--- BEGIN ---
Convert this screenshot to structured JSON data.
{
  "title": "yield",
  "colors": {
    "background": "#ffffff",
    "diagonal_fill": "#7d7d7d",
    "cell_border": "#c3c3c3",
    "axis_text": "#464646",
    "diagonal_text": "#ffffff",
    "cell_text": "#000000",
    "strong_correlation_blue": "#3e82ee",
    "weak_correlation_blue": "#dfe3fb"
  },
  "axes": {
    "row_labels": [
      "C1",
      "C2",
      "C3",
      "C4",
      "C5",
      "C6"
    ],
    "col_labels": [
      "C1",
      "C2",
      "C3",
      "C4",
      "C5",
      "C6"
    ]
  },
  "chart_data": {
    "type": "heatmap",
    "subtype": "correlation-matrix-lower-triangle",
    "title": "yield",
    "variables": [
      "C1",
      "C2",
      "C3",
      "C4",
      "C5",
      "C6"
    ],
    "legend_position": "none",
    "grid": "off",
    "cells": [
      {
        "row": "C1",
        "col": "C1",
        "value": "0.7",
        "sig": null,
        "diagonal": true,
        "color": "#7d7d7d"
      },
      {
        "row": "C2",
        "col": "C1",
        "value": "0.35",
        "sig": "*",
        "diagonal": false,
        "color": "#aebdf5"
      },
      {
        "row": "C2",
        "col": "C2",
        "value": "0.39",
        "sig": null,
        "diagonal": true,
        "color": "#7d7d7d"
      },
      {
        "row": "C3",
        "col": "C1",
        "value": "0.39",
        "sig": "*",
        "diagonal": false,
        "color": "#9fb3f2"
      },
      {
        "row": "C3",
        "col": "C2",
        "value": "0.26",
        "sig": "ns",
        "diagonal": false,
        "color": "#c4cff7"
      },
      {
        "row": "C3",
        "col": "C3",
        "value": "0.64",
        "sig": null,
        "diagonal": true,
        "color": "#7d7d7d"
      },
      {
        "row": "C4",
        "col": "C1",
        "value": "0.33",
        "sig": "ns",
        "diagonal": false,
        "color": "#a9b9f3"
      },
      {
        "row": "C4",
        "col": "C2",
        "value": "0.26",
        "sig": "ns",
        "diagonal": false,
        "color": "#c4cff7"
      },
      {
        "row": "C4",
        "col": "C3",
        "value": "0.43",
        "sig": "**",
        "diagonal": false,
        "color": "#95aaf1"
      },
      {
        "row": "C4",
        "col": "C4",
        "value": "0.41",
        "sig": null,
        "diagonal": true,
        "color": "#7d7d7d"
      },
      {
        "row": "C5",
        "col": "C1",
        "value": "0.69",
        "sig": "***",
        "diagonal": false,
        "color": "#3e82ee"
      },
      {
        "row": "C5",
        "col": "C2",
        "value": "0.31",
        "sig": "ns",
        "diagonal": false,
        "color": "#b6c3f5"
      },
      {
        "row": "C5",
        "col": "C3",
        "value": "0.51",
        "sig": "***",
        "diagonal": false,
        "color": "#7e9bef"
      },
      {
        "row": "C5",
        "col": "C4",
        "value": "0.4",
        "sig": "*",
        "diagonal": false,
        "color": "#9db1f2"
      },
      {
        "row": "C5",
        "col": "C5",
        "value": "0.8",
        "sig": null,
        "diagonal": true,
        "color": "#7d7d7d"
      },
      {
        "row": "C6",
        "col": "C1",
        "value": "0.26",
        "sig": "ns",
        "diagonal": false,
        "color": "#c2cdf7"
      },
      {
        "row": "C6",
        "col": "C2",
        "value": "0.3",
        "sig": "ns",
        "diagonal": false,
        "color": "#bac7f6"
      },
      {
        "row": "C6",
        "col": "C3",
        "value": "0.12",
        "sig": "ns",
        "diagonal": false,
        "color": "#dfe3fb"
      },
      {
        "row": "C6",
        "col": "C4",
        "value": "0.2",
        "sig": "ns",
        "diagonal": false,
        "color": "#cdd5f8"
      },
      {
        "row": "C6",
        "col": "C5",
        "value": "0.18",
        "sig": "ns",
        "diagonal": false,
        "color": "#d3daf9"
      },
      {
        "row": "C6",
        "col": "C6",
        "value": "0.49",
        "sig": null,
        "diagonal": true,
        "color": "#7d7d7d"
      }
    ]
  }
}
--- END ---
• **Work instructions**: List each line of the records that holds the string "ffffff".

• **The response**:
    "background": "#ffffff",
    "diagonal_text": "#ffffff",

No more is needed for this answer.